- [Brief]:
Copy every line, leaving nothing out and adding nothing.

Stored items from a collection
## BEGIN
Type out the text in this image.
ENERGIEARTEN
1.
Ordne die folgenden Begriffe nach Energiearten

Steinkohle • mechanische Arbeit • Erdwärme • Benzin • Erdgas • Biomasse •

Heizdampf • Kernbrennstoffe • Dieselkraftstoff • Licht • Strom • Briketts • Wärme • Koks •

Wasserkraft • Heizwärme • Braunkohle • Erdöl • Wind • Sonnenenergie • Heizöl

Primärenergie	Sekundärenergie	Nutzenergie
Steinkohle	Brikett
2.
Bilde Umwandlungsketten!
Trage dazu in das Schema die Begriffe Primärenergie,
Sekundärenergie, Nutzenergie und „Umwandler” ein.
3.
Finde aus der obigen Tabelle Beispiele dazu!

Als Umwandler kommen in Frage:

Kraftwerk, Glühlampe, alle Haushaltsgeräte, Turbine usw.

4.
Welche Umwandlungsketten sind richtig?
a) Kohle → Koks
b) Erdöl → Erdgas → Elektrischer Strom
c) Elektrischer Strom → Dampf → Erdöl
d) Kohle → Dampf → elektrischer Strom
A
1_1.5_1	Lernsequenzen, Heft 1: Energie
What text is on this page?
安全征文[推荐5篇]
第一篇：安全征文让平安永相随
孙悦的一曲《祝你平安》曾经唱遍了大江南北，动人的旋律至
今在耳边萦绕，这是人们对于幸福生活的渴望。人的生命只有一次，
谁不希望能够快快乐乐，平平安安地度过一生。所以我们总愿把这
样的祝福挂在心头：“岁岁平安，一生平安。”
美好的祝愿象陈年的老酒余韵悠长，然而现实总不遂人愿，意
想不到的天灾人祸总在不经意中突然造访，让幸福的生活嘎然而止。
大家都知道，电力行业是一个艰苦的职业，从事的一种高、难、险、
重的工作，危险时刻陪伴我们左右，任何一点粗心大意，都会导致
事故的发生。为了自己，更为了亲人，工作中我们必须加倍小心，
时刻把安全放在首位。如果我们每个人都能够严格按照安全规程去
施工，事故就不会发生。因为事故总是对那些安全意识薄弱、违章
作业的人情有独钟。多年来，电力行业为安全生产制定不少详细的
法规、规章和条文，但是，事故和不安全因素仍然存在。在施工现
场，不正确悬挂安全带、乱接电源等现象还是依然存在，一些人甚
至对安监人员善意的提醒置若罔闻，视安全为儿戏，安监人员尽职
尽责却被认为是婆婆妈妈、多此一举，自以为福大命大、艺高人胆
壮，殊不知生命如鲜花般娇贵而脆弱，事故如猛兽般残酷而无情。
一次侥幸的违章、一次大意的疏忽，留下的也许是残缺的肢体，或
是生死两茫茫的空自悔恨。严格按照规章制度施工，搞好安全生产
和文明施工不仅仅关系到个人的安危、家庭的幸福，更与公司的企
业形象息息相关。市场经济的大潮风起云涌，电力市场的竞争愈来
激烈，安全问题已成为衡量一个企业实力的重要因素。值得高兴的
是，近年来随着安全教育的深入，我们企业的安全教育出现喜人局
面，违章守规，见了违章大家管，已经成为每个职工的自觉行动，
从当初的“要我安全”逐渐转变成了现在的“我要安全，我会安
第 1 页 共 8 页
## END
- [Answer to this exercise]:
Type out the text in this image.
ENERGIEARTEN
1.
Ordne die folgenden Begriffe nach Energiearten

Steinkohle • mechanische Arbeit • Erdwärme • Benzin • Erdgas • Biomasse •

Heizdampf • Kernbrennstoffe • Dieselkraftstoff • Licht • Strom • Briketts • Wärme • Koks •

Wasserkraft • Heizwärme • Braunkohle • Erdöl • Wind • Sonnenenergie • Heizöl

Primärenergie	Sekundärenergie	Nutzenergie
Steinkohle	Brikett
2.
Bilde Umwandlungsketten!
Trage dazu in das Schema die Begriffe Primärenergie,
Sekundärenergie, Nutzenergie und „Umwandler” ein.
3.
Finde aus der obigen Tabelle Beispiele dazu!

Als Umwandler kommen in Frage:

Kraftwerk, Glühlampe, alle Haushaltsgeräte, Turbine usw.

4.
Welche Umwandlungsketten sind richtig?
a) Kohle → Koks
b) Erdöl → Erdgas → Elektrischer Strom
c) Elektrischer Strom → Dampf → Erdöl
d) Kohle → Dampf → elektrischer Strom
A
1_1.5_1	Lernsequenzen, Heft 1: Energie
What text is on this page?
安全征文[推荐5篇]
第一篇：安全征文让平安永相随
孙悦的一曲《祝你平安》曾经唱遍了大江南北，动人的旋律至
今在耳边萦绕，这是人们对于幸福生活的渴望。人的生命只有一次，
谁不希望能够快快乐乐，平平安安地度过一生。所以我们总愿把这
样的祝福挂在心头：“岁岁平安，一生平安。”
美好的祝愿象陈年的老酒余韵悠长，然而现实总不遂人愿，意
想不到的天灾人祸总在不经意中突然造访，让幸福的生活嘎然而止。
大家都知道，电力行业是一个艰苦的职业，从事的一种高、难、险、
重的工作，危险时刻陪伴我们左右，任何一点粗心大意，都会导致
事故的发生。为了自己，更为了亲人，工作中我们必须加倍小心，
时刻把安全放在首位。如果我们每个人都能够严格按照安全规程去
施工，事故就不会发生。因为事故总是对那些安全意识薄弱、违章
作业的人情有独钟。多年来，电力行业为安全生产制定不少详细的
法规、规章和条文，但是，事故和不安全因素仍然存在。在施工现
场，不正确悬挂安全带、乱接电源等现象还是依然存在，一些人甚
至对安监人员善意的提醒置若罔闻，视安全为儿戏，安监人员尽职
尽责却被认为是婆婆妈妈、多此一举，自以为福大命大、艺高人胆
壮，殊不知生命如鲜花般娇贵而脆弱，事故如猛兽般残酷而无情。
一次侥幸的违章、一次大意的疏忽，留下的也许是残缺的肢体，或
是生死两茫茫的空自悔恨。严格按照规章制度施工，搞好安全生产
和文明施工不仅仅关系到个人的安危、家庭的幸福，更与公司的企
业形象息息相关。市场经济的大潮风起云涌，电力市场的竞争愈来
激烈，安全问题已成为衡量一个企业实力的重要因素。值得高兴的
是，近年来随着安全教育的深入，我们企业的安全教育出现喜人局
面，违章守规，见了违章大家管，已经成为每个职工的自觉行动，
从当初的“要我安全”逐渐转变成了现在的“我要安全，我会安
第 1 页 共 8 页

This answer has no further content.